◆ **Your task**
Each entry below is to be duplicated verbatim.

start Records provided

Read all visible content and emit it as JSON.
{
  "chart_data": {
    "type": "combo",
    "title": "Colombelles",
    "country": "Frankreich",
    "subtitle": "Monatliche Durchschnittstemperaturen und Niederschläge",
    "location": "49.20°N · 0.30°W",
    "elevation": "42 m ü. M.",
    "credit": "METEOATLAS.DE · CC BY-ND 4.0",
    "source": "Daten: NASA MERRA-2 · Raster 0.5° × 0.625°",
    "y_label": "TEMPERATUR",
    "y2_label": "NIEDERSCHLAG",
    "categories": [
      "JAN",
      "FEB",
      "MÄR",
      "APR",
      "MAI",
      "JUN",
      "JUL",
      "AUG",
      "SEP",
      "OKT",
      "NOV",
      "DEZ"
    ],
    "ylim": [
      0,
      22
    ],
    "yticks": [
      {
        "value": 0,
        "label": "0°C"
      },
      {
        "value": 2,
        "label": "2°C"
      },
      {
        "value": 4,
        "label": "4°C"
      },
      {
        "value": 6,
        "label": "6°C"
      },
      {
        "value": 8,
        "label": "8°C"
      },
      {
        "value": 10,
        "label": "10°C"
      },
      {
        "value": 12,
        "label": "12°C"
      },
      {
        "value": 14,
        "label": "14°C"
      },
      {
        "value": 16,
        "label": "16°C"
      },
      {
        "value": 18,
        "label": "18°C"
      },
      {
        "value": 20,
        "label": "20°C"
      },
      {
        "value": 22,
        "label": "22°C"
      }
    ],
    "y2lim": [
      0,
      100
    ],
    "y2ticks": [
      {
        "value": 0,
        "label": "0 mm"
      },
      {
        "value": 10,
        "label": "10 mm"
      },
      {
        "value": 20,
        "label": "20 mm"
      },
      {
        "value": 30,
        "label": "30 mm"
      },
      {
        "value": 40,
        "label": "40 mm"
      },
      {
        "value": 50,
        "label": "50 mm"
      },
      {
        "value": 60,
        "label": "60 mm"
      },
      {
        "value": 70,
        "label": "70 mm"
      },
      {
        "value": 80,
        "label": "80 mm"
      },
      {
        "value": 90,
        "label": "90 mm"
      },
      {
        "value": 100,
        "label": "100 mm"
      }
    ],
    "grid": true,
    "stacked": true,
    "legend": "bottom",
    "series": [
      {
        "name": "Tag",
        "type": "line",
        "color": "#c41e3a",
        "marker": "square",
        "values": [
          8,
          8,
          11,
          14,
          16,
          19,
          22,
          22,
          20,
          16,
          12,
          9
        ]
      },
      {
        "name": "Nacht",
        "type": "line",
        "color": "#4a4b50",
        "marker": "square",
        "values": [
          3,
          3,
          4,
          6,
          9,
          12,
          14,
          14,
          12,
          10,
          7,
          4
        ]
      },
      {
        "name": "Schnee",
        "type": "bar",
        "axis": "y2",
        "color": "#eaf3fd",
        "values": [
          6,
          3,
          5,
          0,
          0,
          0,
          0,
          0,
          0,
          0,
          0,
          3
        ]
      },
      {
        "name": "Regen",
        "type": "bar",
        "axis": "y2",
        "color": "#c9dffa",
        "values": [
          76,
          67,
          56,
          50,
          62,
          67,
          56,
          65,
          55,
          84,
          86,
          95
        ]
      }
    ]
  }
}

end Records provided

◆ **Output of the exercise**
Read all visible content and emit it as JSON.
{
  "chart_data": {
    "type": "combo",
    "title": "Colombelles",
    "country": "Frankreich",
    "subtitle": "Monatliche Durchschnittstemperaturen und Niederschläge",
    "location": "49.20°N · 0.30°W",
    "elevation": "42 m ü. M.",
    "credit": "METEOATLAS.DE · CC BY-ND 4.0",
    "source": "Daten: NASA MERRA-2 · Raster 0.5° × 0.625°",
    "y_label": "TEMPERATUR",
    "y2_label": "NIEDERSCHLAG",
    "categories": [
      "JAN",
      "FEB",
      "MÄR",
      "APR",
      "MAI",
      "JUN",
      "JUL",
      "AUG",
      "SEP",
      "OKT",
      "NOV",
      "DEZ"
    ],
    "ylim": [
      0,
      22
    ],
    "yticks": [
      {
        "value": 0,
        "label": "0°C"
      },
      {
        "value": 2,
        "label": "2°C"
      },
      {
        "value": 4,
        "label": "4°C"
      },
      {
        "value": 6,
        "label": "6°C"
      },
      {
        "value": 8,
        "label": "8°C"
      },
      {
        "value": 10,
        "label": "10°C"
      },
      {
        "value": 12,
        "label": "12°C"
      },
      {
        "value": 14,
        "label": "14°C"
      },
      {
        "value": 16,
        "label": "16°C"
      },
      {
        "value": 18,
        "label": "18°C"
      },
      {
        "value": 20,
        "label": "20°C"
      },
      {
        "value": 22,
        "label": "22°C"
      }
    ],
    "y2lim": [
      0,
      100
    ],
    "y2ticks": [
      {
        "value": 0,
        "label": "0 mm"
      },
      {
        "value": 10,
        "label": "10 mm"
      },
      {
        "value": 20,
        "label": "20 mm"
      },
      {
        "value": 30,
        "label": "30 mm"
      },
      {
        "value": 40,
        "label": "40 mm"
      },
      {
        "value": 50,
        "label": "50 mm"
      },
      {
        "value": 60,
        "label": "60 mm"
      },
      {
        "value": 70,
        "label": "70 mm"
      },
      {
        "value": 80,
        "label": "80 mm"
      },
      {
        "value": 90,
        "label": "90 mm"
      },
      {
        "value": 100,
        "label": "100 mm"
      }
    ],
    "grid": true,
    "stacked": true,
    "legend": "bottom",
    "series": [
      {
        "name": "Tag",
        "type": "line",
        "color": "#c41e3a",
        "marker": "square",
        "values": [
          8,
          8,
          11,
          14,
          16,
          19,
          22,
          22,
          20,
          16,
          12,
          9
        ]
      },
      {
        "name": "Nacht",
        "type": "line",
        "color": "#4a4b50",
        "marker": "square",
        "values": [
          3,
          3,
          4,
          6,
          9,
          12,
          14,
          14,
          12,
          10,
          7,
          4
        ]
      },
      {
        "name": "Schnee",
        "type": "bar",
        "axis": "y2",
        "color": "#eaf3fd",
        "values": [
          6,
          3,
          5,
          0,
          0,
          0,
          0,
          0,
          0,
          0,
          0,
          3
        ]
      },
      {
        "name": "Regen",
        "type": "bar",
        "axis": "y2",
        "color": "#c9dffa",
        "values": [
          76,
          67,
          56,
          50,
          62,
          67,
          56,
          65,
          55,
          84,
          86,
          95
        ]
      }
    ]
  }
}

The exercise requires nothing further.